-------- RAW RECORDS

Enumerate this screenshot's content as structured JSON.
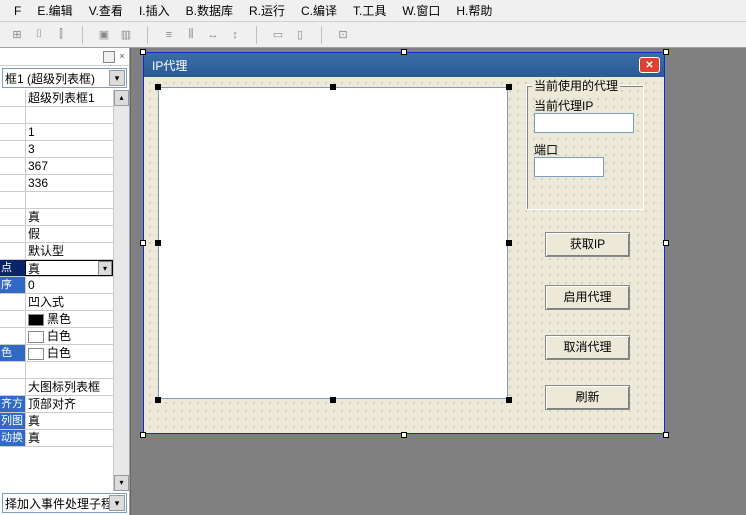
{
  "menu": {
    "items": [
      "F",
      "E.编辑",
      "V.查看",
      "I.插入",
      "B.数据库",
      "R.运行",
      "C.编译",
      "T.工具",
      "W.窗口",
      "H.帮助"
    ]
  },
  "leftpanel": {
    "combo_top": "框1 (超级列表框)",
    "props": [
      {
        "label": "",
        "value": "超级列表框1"
      },
      {
        "label": "",
        "value": ""
      },
      {
        "label": "",
        "value": "1"
      },
      {
        "label": "",
        "value": "3"
      },
      {
        "label": "",
        "value": "367"
      },
      {
        "label": "",
        "value": "336"
      },
      {
        "label": "",
        "value": ""
      },
      {
        "label": "",
        "value": "真"
      },
      {
        "label": "",
        "value": "假"
      },
      {
        "label": "",
        "value": "默认型"
      },
      {
        "label": "点",
        "value": "真",
        "sel": true,
        "dd": true
      },
      {
        "label": "序",
        "value": "0",
        "selLight": true
      },
      {
        "label": "",
        "value": "凹入式"
      },
      {
        "label": "",
        "swatch": "#000000",
        "value": "黑色"
      },
      {
        "label": "",
        "swatch": "#ffffff",
        "value": "白色"
      },
      {
        "label": "色",
        "swatch": "#ffffff",
        "value": "白色",
        "selLight": true
      },
      {
        "label": "",
        "value": ""
      },
      {
        "label": "",
        "value": "大图标列表框"
      },
      {
        "label": "齐方",
        "value": "顶部对齐",
        "selLight": true
      },
      {
        "label": "列图",
        "value": "真",
        "selLight": true
      },
      {
        "label": "动换",
        "value": "真",
        "selLight": true
      }
    ],
    "combo_bottom": "择加入事件处理子程"
  },
  "form": {
    "title": "IP代理",
    "groupbox": {
      "legend": "当前使用的代理",
      "ip_label": "当前代理IP",
      "port_label": "端口"
    },
    "buttons": {
      "get_ip": "获取IP",
      "enable": "启用代理",
      "disable": "取消代理",
      "refresh": "刷新"
    }
  }
}
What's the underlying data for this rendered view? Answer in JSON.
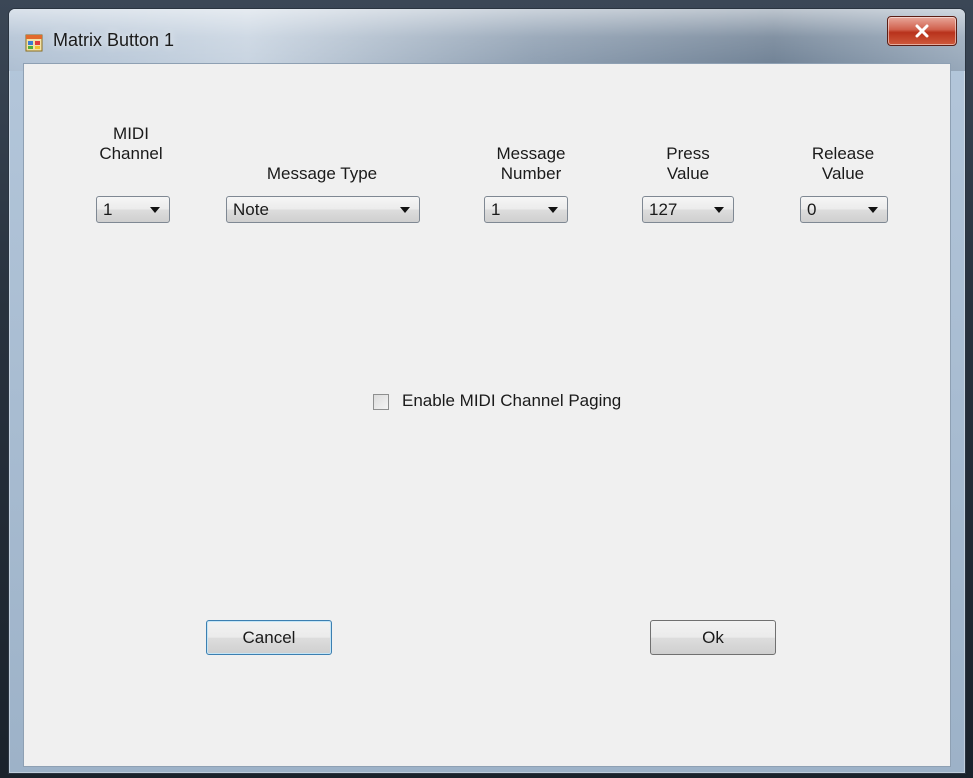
{
  "window": {
    "title": "Matrix Button 1",
    "close_glyph": "x",
    "icon": "app-window-icon"
  },
  "fields": {
    "midi_channel": {
      "label": "MIDI\nChannel",
      "value": "1"
    },
    "message_type": {
      "label": "Message Type",
      "value": "Note"
    },
    "message_number": {
      "label": "Message\nNumber",
      "value": "1"
    },
    "press_value": {
      "label": "Press\nValue",
      "value": "127"
    },
    "release_value": {
      "label": "Release\nValue",
      "value": "0"
    }
  },
  "paging": {
    "label": "Enable MIDI Channel Paging",
    "checked": false
  },
  "buttons": {
    "cancel": "Cancel",
    "ok": "Ok"
  },
  "colors": {
    "client_bg": "#f0f0f0",
    "close_red": "#c8402a",
    "focus_border": "#3c7fb1"
  }
}
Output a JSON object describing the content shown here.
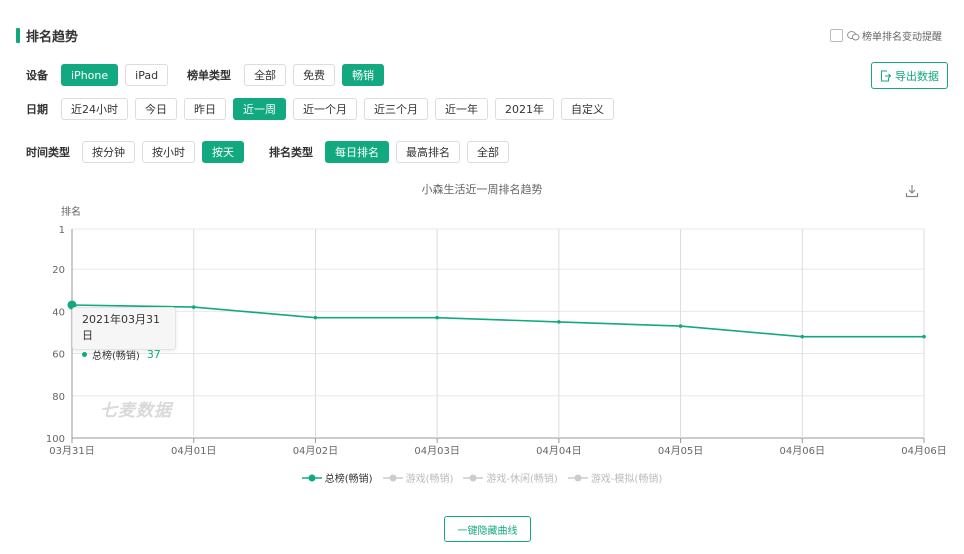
{
  "header": {
    "title": "排名趋势",
    "alert_label": "榜单排名变动提醒",
    "export_label": "导出数据"
  },
  "filters": {
    "device": {
      "label": "设备",
      "options": [
        "iPhone",
        "iPad"
      ],
      "active": 0
    },
    "list_type": {
      "label": "榜单类型",
      "options": [
        "全部",
        "免费",
        "畅销"
      ],
      "active": 2
    },
    "date": {
      "label": "日期",
      "options": [
        "近24小时",
        "今日",
        "昨日",
        "近一周",
        "近一个月",
        "近三个月",
        "近一年",
        "2021年",
        "自定义"
      ],
      "active": 3
    },
    "time_type": {
      "label": "时间类型",
      "options": [
        "按分钟",
        "按小时",
        "按天"
      ],
      "active": 2
    },
    "rank_type": {
      "label": "排名类型",
      "options": [
        "每日排名",
        "最高排名",
        "全部"
      ],
      "active": 0
    }
  },
  "tooltip": {
    "date": "2021年03月31日",
    "series": "总榜(畅销)",
    "value": "37"
  },
  "watermark": "七麦数据",
  "hide_button_label": "一键隐藏曲线",
  "colors": {
    "accent": "#12a981",
    "inactive": "#cccccc"
  },
  "chart_data": {
    "type": "line",
    "title": "小森生活近一周排名趋势",
    "ylabel": "排名",
    "y_inverted": true,
    "ylim": [
      1,
      100
    ],
    "yticks": [
      1,
      20,
      40,
      60,
      80,
      100
    ],
    "x": [
      "03月31日",
      "04月01日",
      "04月02日",
      "04月03日",
      "04月04日",
      "04月05日",
      "04月06日",
      "04月06日"
    ],
    "series": [
      {
        "name": "总榜(畅销)",
        "values": [
          37,
          38,
          43,
          43,
          45,
          47,
          52,
          52
        ],
        "visible": true,
        "color": "#12a981"
      },
      {
        "name": "游戏(畅销)",
        "values": [],
        "visible": false,
        "color": "#cccccc"
      },
      {
        "name": "游戏-休闲(畅销)",
        "values": [],
        "visible": false,
        "color": "#cccccc"
      },
      {
        "name": "游戏-模拟(畅销)",
        "values": [],
        "visible": false,
        "color": "#cccccc"
      }
    ],
    "grid": true,
    "legend": "bottom"
  }
}
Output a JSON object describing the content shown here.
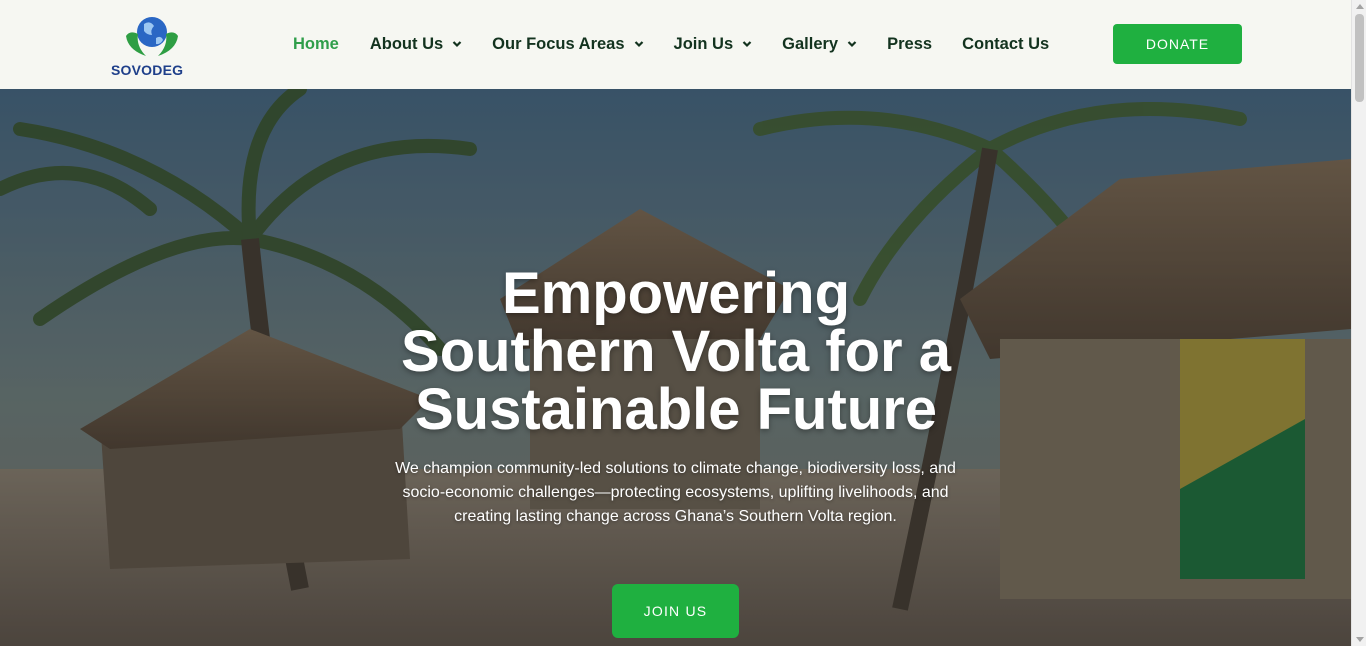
{
  "brand": {
    "name": "SOVODEG",
    "logo_icon": "globe-hands-icon"
  },
  "nav": {
    "items": [
      {
        "label": "Home",
        "active": true,
        "dropdown": false
      },
      {
        "label": "About Us",
        "active": false,
        "dropdown": true
      },
      {
        "label": "Our Focus Areas",
        "active": false,
        "dropdown": true
      },
      {
        "label": "Join Us",
        "active": false,
        "dropdown": true
      },
      {
        "label": "Gallery",
        "active": false,
        "dropdown": true
      },
      {
        "label": "Press",
        "active": false,
        "dropdown": false
      },
      {
        "label": "Contact Us",
        "active": false,
        "dropdown": false
      }
    ],
    "donate_label": "DONATE"
  },
  "hero": {
    "title": "Empowering Southern Volta for a Sustainable Future",
    "subtitle": "We champion community-led solutions to climate change, biodiversity loss, and socio-economic challenges—protecting ecosystems, uplifting livelihoods, and creating lasting change across Ghana’s Southern Volta region.",
    "cta_label": "JOIN US",
    "background": "palm-trees-and-thatched-huts-photo"
  },
  "colors": {
    "accent": "#1fb040",
    "nav_text": "#13331f",
    "active_nav": "#2f9e4a",
    "header_bg": "#f6f7f2",
    "brand_blue": "#1e3f8a"
  }
}
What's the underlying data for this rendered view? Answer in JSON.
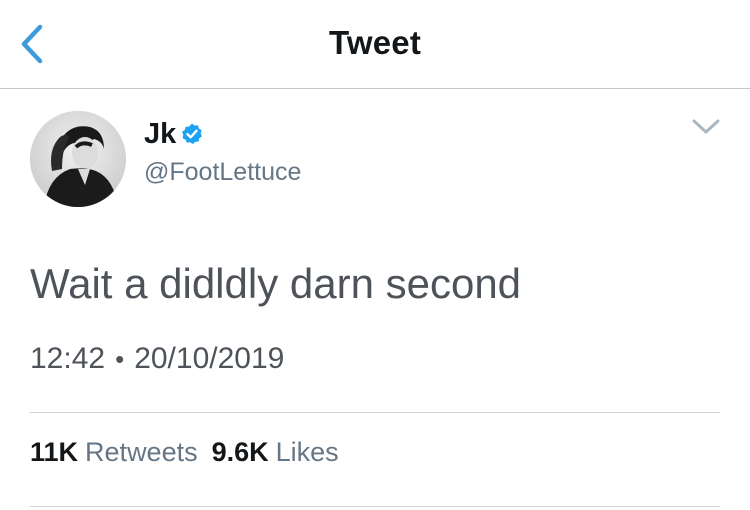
{
  "header": {
    "title": "Tweet",
    "back_icon": "chevron-left-icon",
    "accent_color": "#3e9bd9"
  },
  "tweet": {
    "author": {
      "display_name": "Jk",
      "handle": "@FootLettuce",
      "verified": true,
      "verified_color": "#1da1f2"
    },
    "text": "Wait a didldly darn second",
    "time": "12:42",
    "separator": "•",
    "date": "20/10/2019",
    "menu_icon": "chevron-down-icon"
  },
  "stats": {
    "retweets_count": "11K",
    "retweets_label": "Retweets",
    "likes_count": "9.6K",
    "likes_label": "Likes"
  }
}
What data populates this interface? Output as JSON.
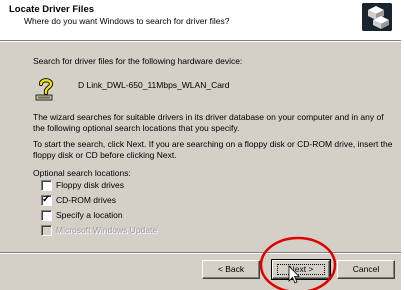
{
  "header": {
    "title": "Locate Driver Files",
    "subtitle": "Where do you want Windows to search for driver files?",
    "icon": "hardware-wizard-icon"
  },
  "body": {
    "intro": "Search for driver files for the following hardware device:",
    "device_name": "D Link_DWL-650_11Mbps_WLAN_Card",
    "device_icon": "unknown-device-question-icon",
    "para1": "The wizard searches for suitable drivers in its driver database on your computer and in any of the following optional search locations that you specify.",
    "para2": "To start the search, click Next. If you are searching on a floppy disk or CD-ROM drive, insert the floppy disk or CD before clicking Next.",
    "options_label": "Optional search locations:",
    "options": [
      {
        "label": "Floppy disk drives",
        "checked": false,
        "enabled": true
      },
      {
        "label": "CD-ROM drives",
        "checked": true,
        "enabled": true
      },
      {
        "label": "Specify a location",
        "checked": false,
        "enabled": true
      },
      {
        "label": "Microsoft Windows Update",
        "checked": false,
        "enabled": false
      }
    ]
  },
  "footer": {
    "back_label": "< Back",
    "next_label": "Next >",
    "cancel_label": "Cancel"
  },
  "colors": {
    "dialog_bg": "#d4d0c8",
    "header_bg": "#ffffff",
    "annotation": "#e00000"
  }
}
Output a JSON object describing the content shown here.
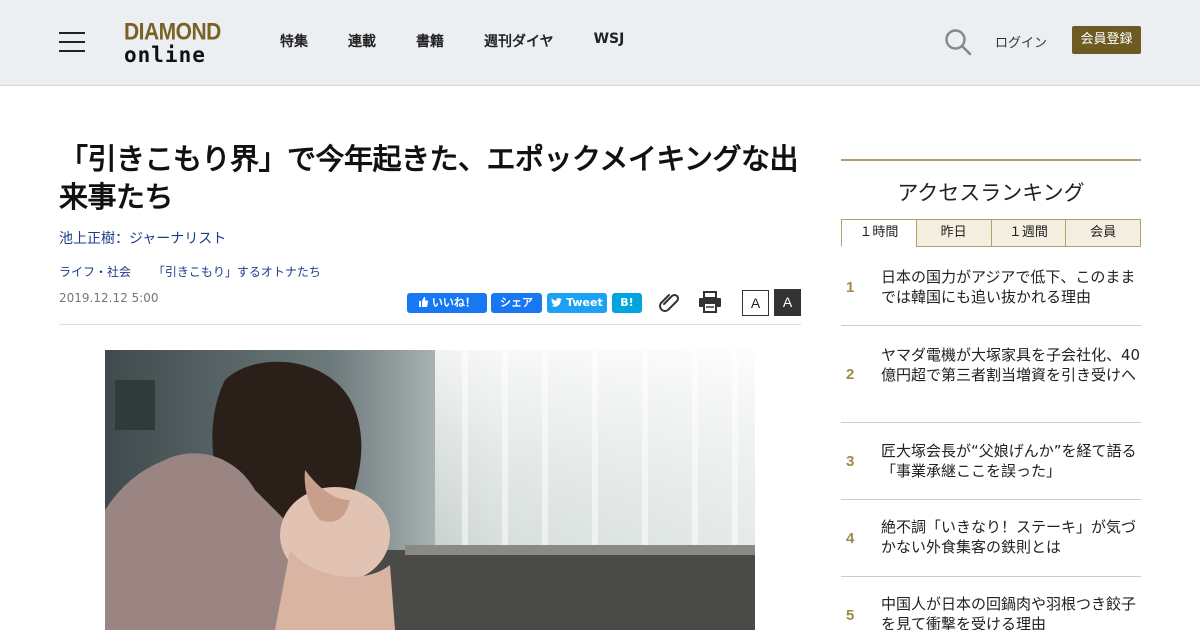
{
  "header": {
    "logo_top": "DIAMOND",
    "logo_bottom": "online",
    "nav": [
      "特集",
      "連載",
      "書籍",
      "週刊ダイヤ",
      "WSJ"
    ],
    "login": "ログイン",
    "register": "会員登録"
  },
  "article": {
    "title": "「引きこもり界」で今年起きた、エポックメイキングな出来事たち",
    "author": "池上正樹：ジャーナリスト",
    "tags": [
      "ライフ・社会",
      "「引きこもり」するオトナたち"
    ],
    "date": "2019.12.12 5:00",
    "share": {
      "like": "いいね！",
      "share": "シェア",
      "tweet": "Tweet",
      "hatena": "B!"
    },
    "font_small": "A",
    "font_large": "A"
  },
  "sidebar": {
    "title": "アクセスランキング",
    "tabs": [
      "１時間",
      "昨日",
      "１週間",
      "会員"
    ],
    "ranking": [
      {
        "rank": "1",
        "text": "日本の国力がアジアで低下、このままでは韓国にも追い抜かれる理由"
      },
      {
        "rank": "2",
        "text": "ヤマダ電機が大塚家具を子会社化、40億円超で第三者割当増資を引き受けへ"
      },
      {
        "rank": "3",
        "text": "匠大塚会長が“父娘げんか”を経て語る「事業承継ここを誤った」"
      },
      {
        "rank": "4",
        "text": "絶不調「いきなり！ステーキ」が気づかない外食集客の鉄則とは"
      },
      {
        "rank": "5",
        "text": "中国人が日本の回鍋肉や羽根つき餃子を見て衝撃を受ける理由"
      }
    ]
  },
  "colors": {
    "brand_gold": "#6e5a23",
    "link_blue": "#1c3c8c",
    "facebook": "#1877f2",
    "twitter": "#1da1f2",
    "hatena": "#00a4de"
  }
}
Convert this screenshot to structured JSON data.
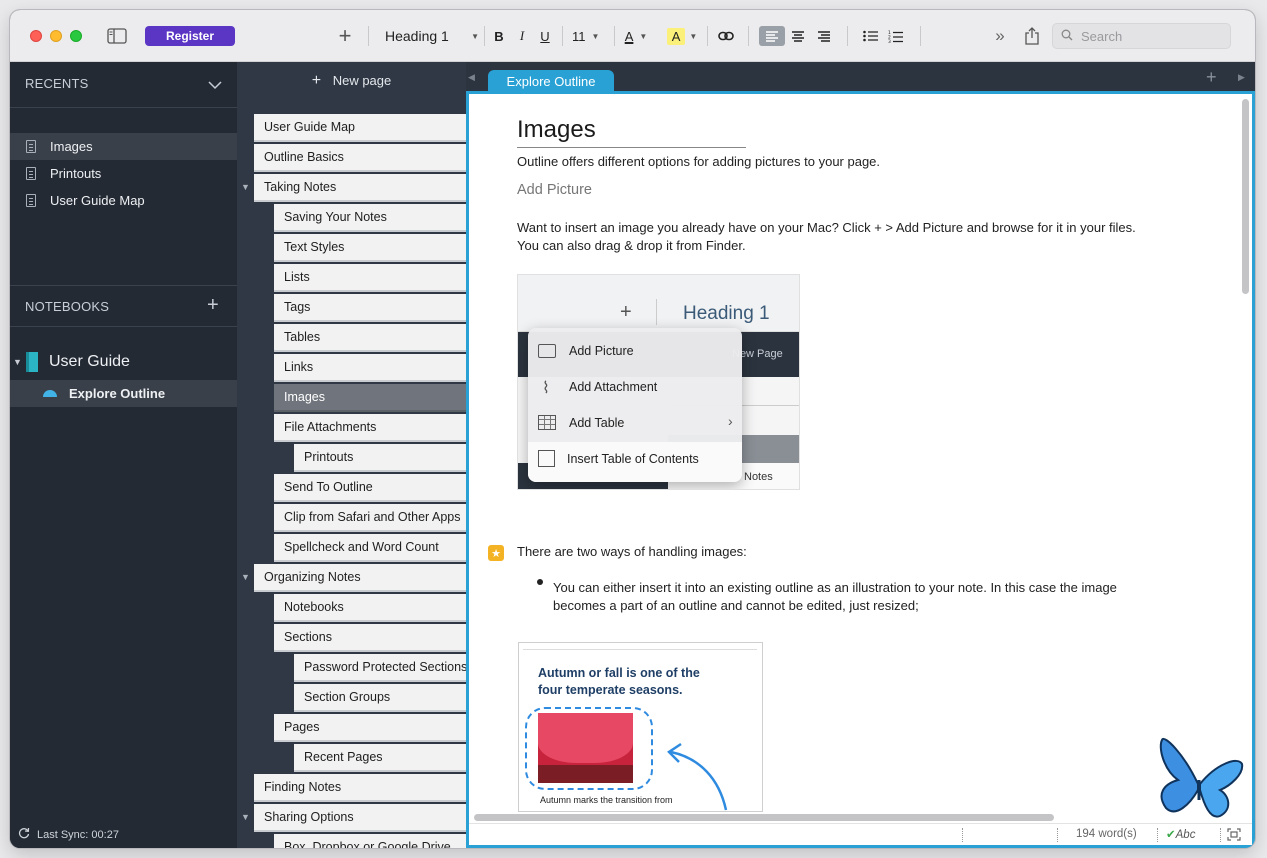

----------------

THE TASK - Extract from the material all lines containing the string "drives".

ANSWER TO THE PROBLEM -
        "label": "Floppy disk drives",
        "label": "CD-ROM drives",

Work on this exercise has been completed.